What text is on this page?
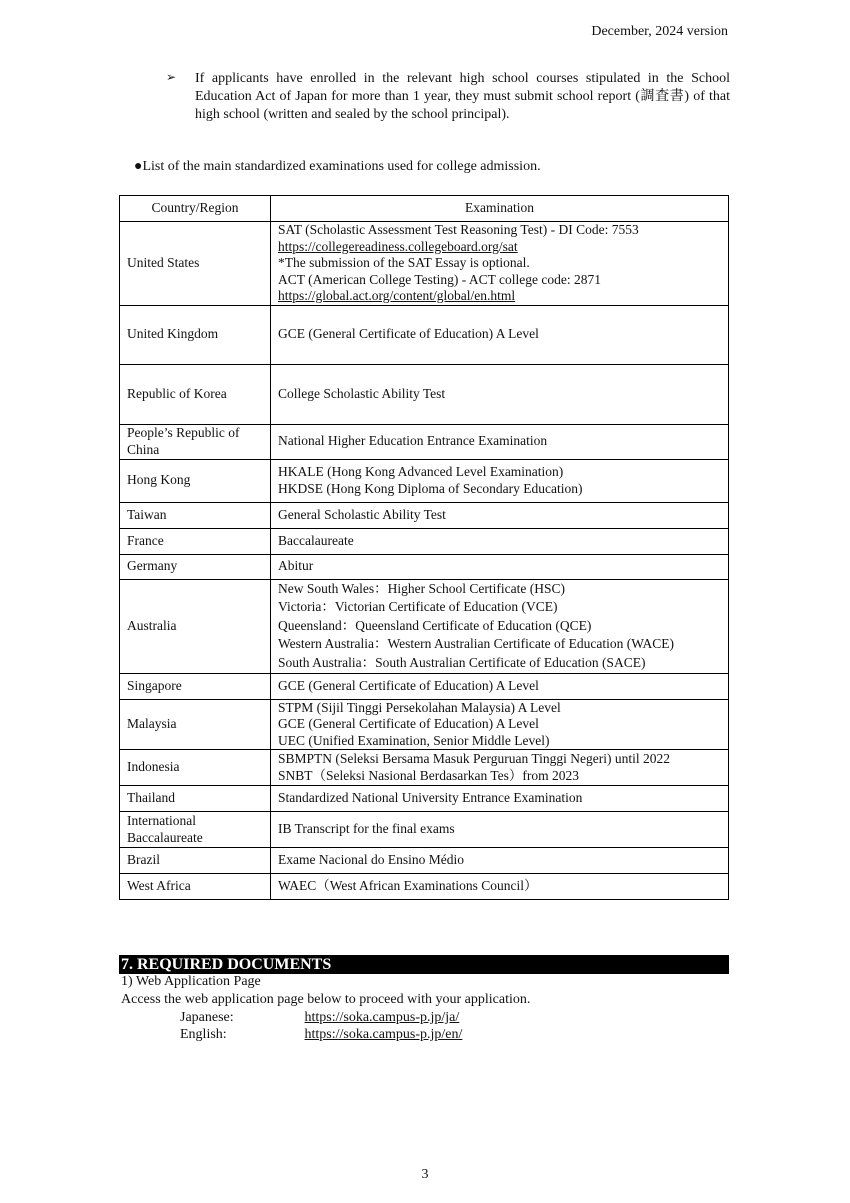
December, 2024 version
➢ If applicants have enrolled in the relevant high school courses stipulated in the School Education Act of Japan for more than 1 year, they must submit school report (調査書) of that high school (written and sealed by the school principal).
●List of the main standardized examinations used for college admission.
Country/Region	Examination
United States	SAT (Scholastic Assessment Test Reasoning Test) - DI Code: 7553
https://collegereadiness.collegeboard.org/sat
*The submission of the SAT Essay is optional.
ACT (American College Testing) - ACT college code: 2871
https://global.act.org/content/global/en.html

United Kingdom	GCE (General Certificate of Education) A Level

Republic of Korea	College Scholastic Ability Test

People’s Republic of China	National Higher Education Entrance Examination

Hong Kong	HKALE (Hong Kong Advanced Level Examination)
HKDSE (Hong Kong Diploma of Secondary Education)

Taiwan	General Scholastic Ability Test

France	Baccalaureate

Germany	Abitur

Australia	New South Wales：Higher School Certificate (HSC)
Victoria：Victorian Certificate of Education (VCE)
Queensland：Queensland Certificate of Education (QCE)
Western Australia：Western Australian Certificate of Education (WACE)
South Australia：South Australian Certificate of Education (SACE)

Singapore	GCE (General Certificate of Education) A Level

Malaysia	STPM (Sijil Tinggi Persekolahan Malaysia) A Level
GCE (General Certificate of Education) A Level
UEC (Unified Examination, Senior Middle Level)

Indonesia	SBMPTN (Seleksi Bersama Masuk Perguruan Tinggi Negeri) until 2022
SNBT（Seleksi Nasional Berdasarkan Tes）from 2023

Thailand	Standardized National University Entrance Examination

International Baccalaureate	IB Transcript for the final exams

Brazil	Exame Nacional do Ensino Médio

West Africa	WAEC（West African Examinations Council）
7. REQUIRED DOCUMENTS
1) Web Application Page
Access the web application page below to proceed with your application.
Japanese:	https://soka.campus-p.jp/ja/
English:	https://soka.campus-p.jp/en/
3
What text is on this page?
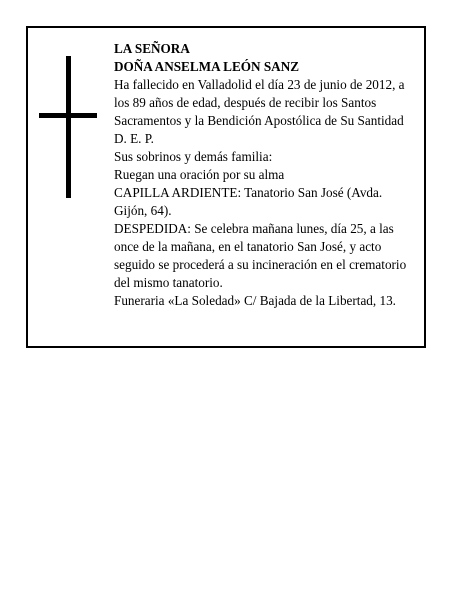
LA SEÑORA

DOÑA ANSELMA LEÓN SANZ

Ha fallecido en Valladolid el día 23 de junio de 2012, a
los 89 años de edad, después de recibir los Santos
Sacramentos y la Bendición Apostólica de Su Santidad
D. E. P.

Sus sobrinos y demás familia:

Ruegan una oración por su alma

CAPILLA ARDIENTE: Tanatorio San José (Avda.
Gijón, 64).

DESPEDIDA: Se celebra mañana lunes, día 25, a las
once de la mañana, en el tanatorio San José, y acto
seguido se procederá a su incineración en el crematorio
del mismo tanatorio.

Funeraria «La Soledad» C/ Bajada de la Libertad, 13.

.....

### [Goal]
Reproduce the material above verbatim; omit every picture.

### [Finished exercise]
What text is on this page?
December, 2024 version
➢ If applicants have enrolled in the relevant high school courses stipulated in the School Education Act of Japan for more than 1 year, they must submit school report (調査書) of that high school (written and sealed by the school principal).
●List of the main standardized examinations used for college admission.
Country/Region	Examination
United States	SAT (Scholastic Assessment Test Reasoning Test) - DI Code: 7553
https://collegereadiness.collegeboard.org/sat
*The submission of the SAT Essay is optional.
ACT (American College Testing) - ACT college code: 2871
https://global.act.org/content/global/en.html

United Kingdom	GCE (General Certificate of Education) A Level

Republic of Korea	College Scholastic Ability Test

People’s Republic of China	National Higher Education Entrance Examination

Hong Kong	HKALE (Hong Kong Advanced Level Examination)
HKDSE (Hong Kong Diploma of Secondary Education)

Taiwan	General Scholastic Ability Test

France	Baccalaureate

Germany	Abitur

Australia	New South Wales：Higher School Certificate (HSC)
Victoria：Victorian Certificate of Education (VCE)
Queensland：Queensland Certificate of Education (QCE)
Western Australia：Western Australian Certificate of Education (WACE)
South Australia：South Australian Certificate of Education (SACE)

Singapore	GCE (General Certificate of Education) A Level

Malaysia	STPM (Sijil Tinggi Persekolahan Malaysia) A Level
GCE (General Certificate of Education) A Level
UEC (Unified Examination, Senior Middle Level)

Indonesia	SBMPTN (Seleksi Bersama Masuk Perguruan Tinggi Negeri) until 2022
SNBT（Seleksi Nasional Berdasarkan Tes）from 2023

Thailand	Standardized National University Entrance Examination

International Baccalaureate	IB Transcript for the final exams

Brazil	Exame Nacional do Ensino Médio

West Africa	WAEC（West African Examinations Council）
7. REQUIRED DOCUMENTS
1) Web Application Page
Access the web application page below to proceed with your application.
Japanese:	https://soka.campus-p.jp/ja/
English:	https://soka.campus-p.jp/en/
3
What text is on this page?
LA SEÑORA

DOÑA ANSELMA LEÓN SANZ

Ha fallecido en Valladolid el día 23 de junio de 2012, a
los 89 años de edad, después de recibir los Santos
Sacramentos y la Bendición Apostólica de Su Santidad
D. E. P.

Sus sobrinos y demás familia:

Ruegan una oración por su alma

CAPILLA ARDIENTE: Tanatorio San José (Avda.
Gijón, 64).

DESPEDIDA: Se celebra mañana lunes, día 25, a las
once de la mañana, en el tanatorio San José, y acto
seguido se procederá a su incineración en el crematorio
del mismo tanatorio.

Funeraria «La Soledad» C/ Bajada de la Libertad, 13.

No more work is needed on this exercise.